▶ Task objective
Report how many lines below contain the word "должен". Give only the number.

Dataset items:
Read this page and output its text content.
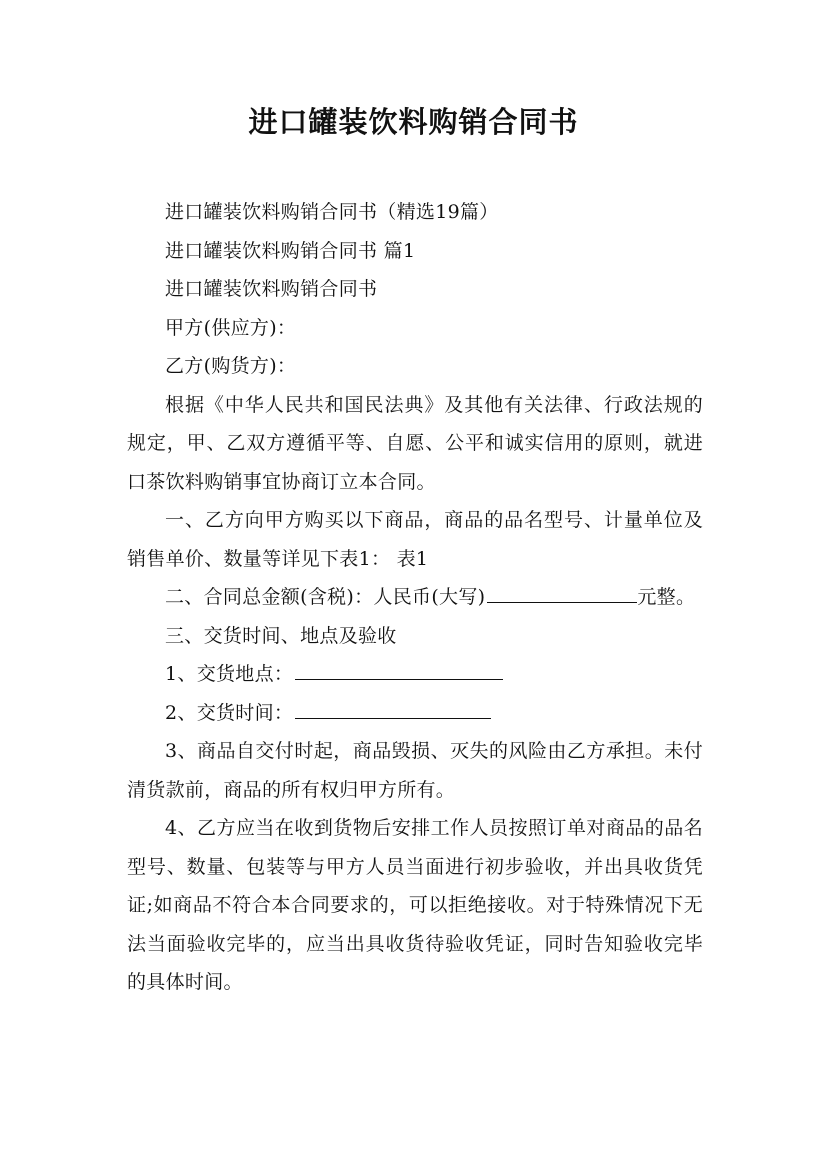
进口罐装饮料购销合同书

进口罐装饮料购销合同书（精选19篇）

进口罐装饮料购销合同书 篇1

进口罐装饮料购销合同书

甲方(供应方)：

乙方(购货方)：

根据《中华人民共和国民法典》及其他有关法律、行政法规的规定，甲、乙双方遵循平等、自愿、公平和诚实信用的原则，就进口茶饮料购销事宜协商订立本合同。

一、乙方向甲方购买以下商品，商品的品名型号、计量单位及销售单价、数量等详见下表1： 表1

二、合同总金额(含税)：人民币(大写)	元整。

三、交货时间、地点及验收

1、交货地点：

2、交货时间：

3、商品自交付时起，商品毁损、灭失的风险由乙方承担。未付清货款前，商品的所有权归甲方所有。

4、乙方应当在收到货物后安排工作人员按照订单对商品的品名型号、数量、包装等与甲方人员当面进行初步验收，并出具收货凭证;如商品不符合本合同要求的，可以拒绝接收。对于特殊情况下无法当面验收完毕的，应当出具收货待验收凭证，同时告知验收完毕的具体时间。
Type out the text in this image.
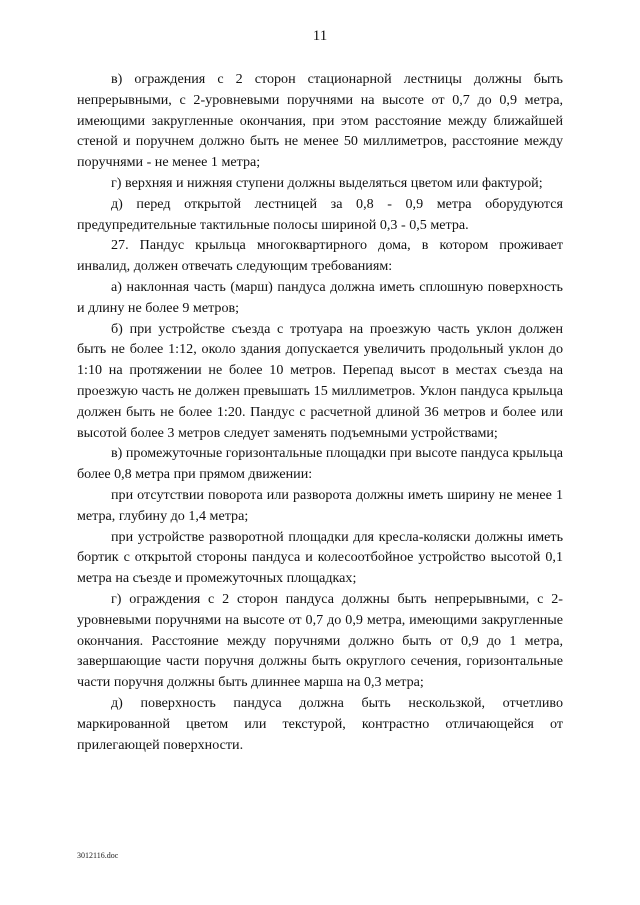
11

в) ограждения с 2 сторон стационарной лестницы должны быть непрерывными, с 2-уровневыми поручнями на высоте от 0,7 до 0,9 метра, имеющими закругленные окончания, при этом расстояние между ближайшей стеной и поручнем должно быть не менее 50 миллиметров, расстояние между поручнями - не менее 1 метра;

г) верхняя и нижняя ступени должны выделяться цветом или фактурой;

д) перед открытой лестницей за 0,8 - 0,9 метра оборудуются предупредительные тактильные полосы шириной 0,3 - 0,5 метра.

27. Пандус крыльца многоквартирного дома, в котором проживает инвалид, должен отвечать следующим требованиям:

а) наклонная часть (марш) пандуса должна иметь сплошную поверхность и длину не более 9 метров;

б) при устройстве съезда с тротуара на проезжую часть уклон должен быть не более 1:12, около здания допускается увеличить продольный уклон до 1:10 на протяжении не более 10 метров. Перепад высот в местах съезда на проезжую часть не должен превышать 15 миллиметров. Уклон пандуса крыльца должен быть не более 1:20. Пандус с расчетной длиной 36 метров и более или высотой более 3 метров следует заменять подъемными устройствами;

в) промежуточные горизонтальные площадки при высоте пандуса крыльца более 0,8 метра при прямом движении:

при отсутствии поворота или разворота должны иметь ширину не менее 1 метра, глубину до 1,4 метра;

при устройстве разворотной площадки для кресла-коляски должны иметь бортик с открытой стороны пандуса и колесоотбойное устройство высотой 0,1 метра на съезде и промежуточных площадках;

г) ограждения с 2 сторон пандуса должны быть непрерывными, с 2-уровневыми поручнями на высоте от 0,7 до 0,9 метра, имеющими закругленные окончания. Расстояние между поручнями должно быть от 0,9 до 1 метра, завершающие части поручня должны быть округлого сечения, горизонтальные части поручня должны быть длиннее марша на 0,3 метра;

д) поверхность пандуса должна быть нескользкой, отчетливо маркированной цветом или текстурой, контрастно отличающейся от прилегающей поверхности.

3012116.doc
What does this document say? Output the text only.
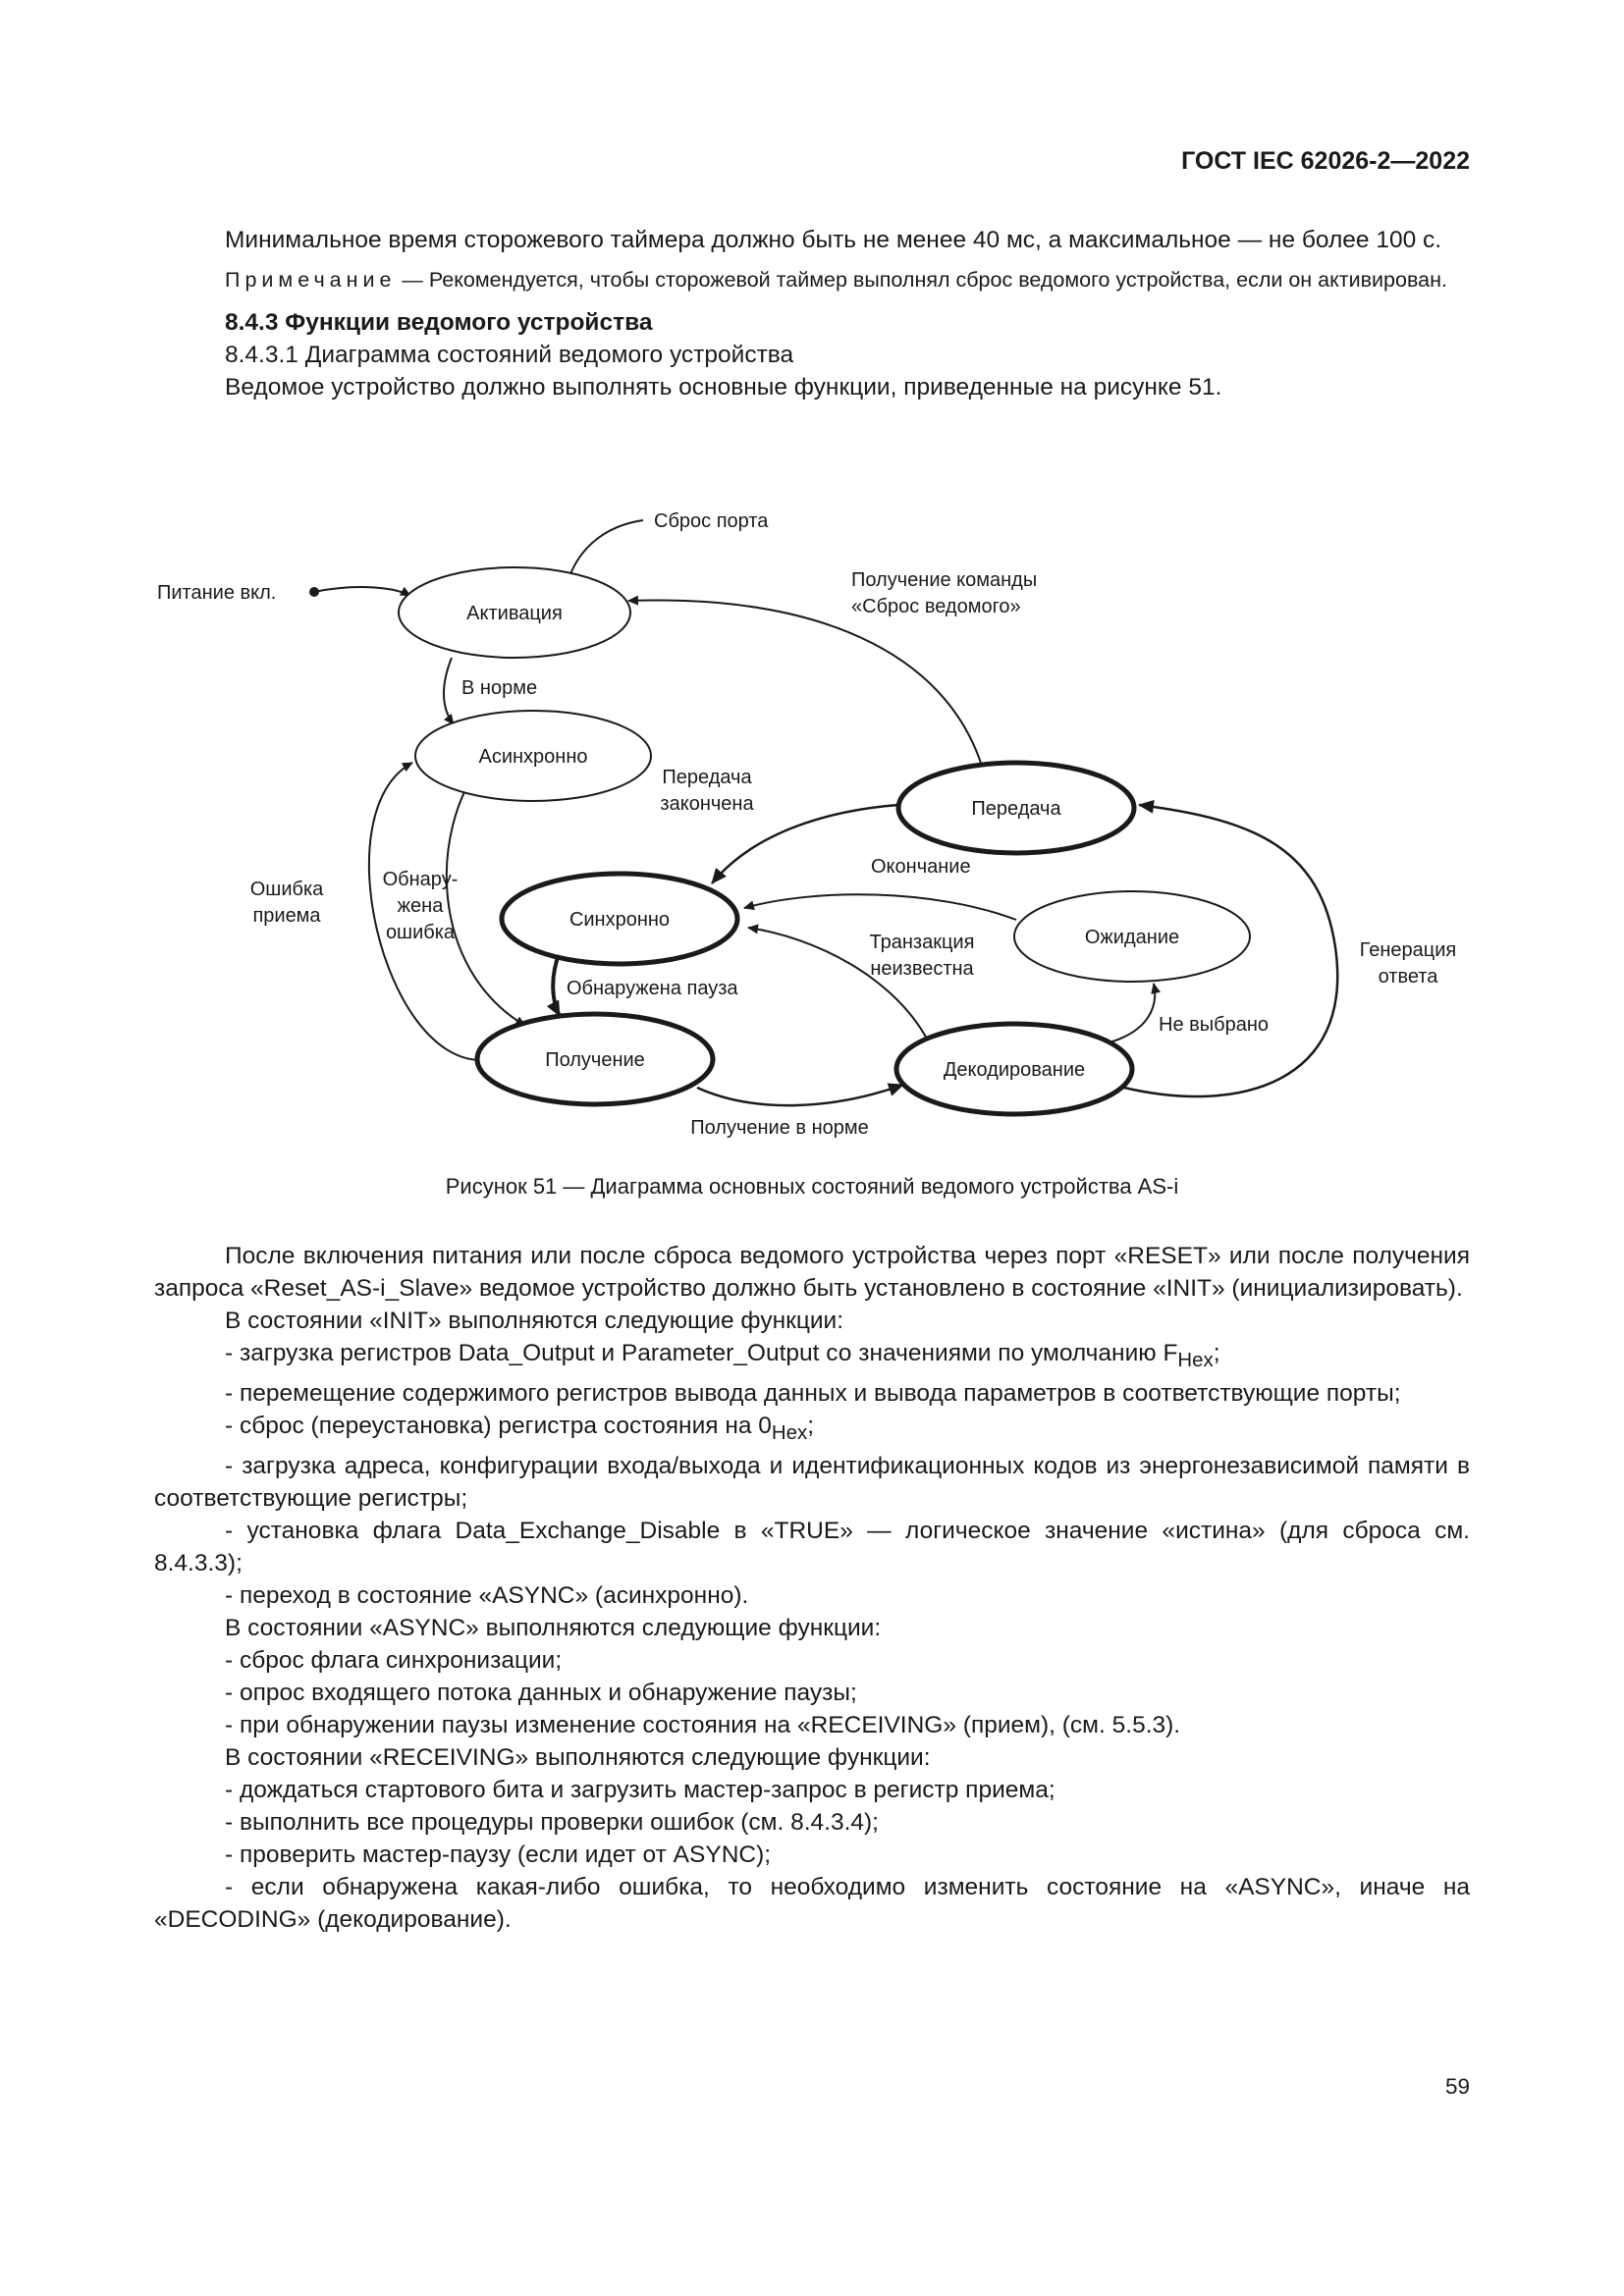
ГОСТ IEC 62026-2—2022

Минимальное время сторожевого таймера должно быть не менее 40 мс, а максимальное — не более 100 с.

Примечание — Рекомендуется, чтобы сторожевой таймер выполнял сброс ведомого устройства, если он активирован.

8.4.3 Функции ведомого устройства

8.4.3.1 Диаграмма состояний ведомого устройства

Ведомое устройство должно выполнять основные функции, приведенные на рисунке 51.

Активация
Асинхронно
Синхронно
Получение
Передача
Ожидание
Декодирование
Сброс порта
Питание вкл.
Получение команды
«Сброс ведомого»
В норме
Передача
закончена
Ошибка
приема
Обнару-
жена
ошибка
Окончание
Транзакция
неизвестна
Обнаружена пауза
Генерация
ответа
Не выбрано
Получение в норме
Рисунок 51 — Диаграмма основных состояний ведомого устройства AS-i

После включения питания или после сброса ведомого устройства через порт «RESET» или после получения запроса «Reset_AS-i_Slave» ведомое устройство должно быть установлено в состояние «INIT» (инициализировать).

В состоянии «INIT» выполняются следующие функции:

- загрузка регистров Data_Output и Parameter_Output со значениями по умолчанию $F_{Hex}$;

- перемещение содержимого регистров вывода данных и вывода параметров в соответствующие порты;

- сброс (переустановка) регистра состояния на $0_{Hex}$;

- загрузка адреса, конфигурации входа/выхода и идентификационных кодов из энергонезависимой памяти в соответствующие регистры;

- установка флага Data_Exchange_Disable в «TRUE» — логическое значение «истина» (для сброса см. 8.4.3.3);

- переход в состояние «ASYNC» (асинхронно).

В состоянии «ASYNC» выполняются следующие функции:

- сброс флага синхронизации;

- опрос входящего потока данных и обнаружение паузы;

- при обнаружении паузы изменение состояния на «RECEIVING» (прием), (см. 5.5.3).

В состоянии «RECEIVING» выполняются следующие функции:

- дождаться стартового бита и загрузить мастер-запрос в регистр приема;

- выполнить все процедуры проверки ошибок (см. 8.4.3.4);

- проверить мастер-паузу (если идет от ASYNC);

- если обнаружена какая-либо ошибка, то необходимо изменить состояние на «ASYNC», иначе на «DECODING» (декодирование).

59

▶ Result for this exercise
2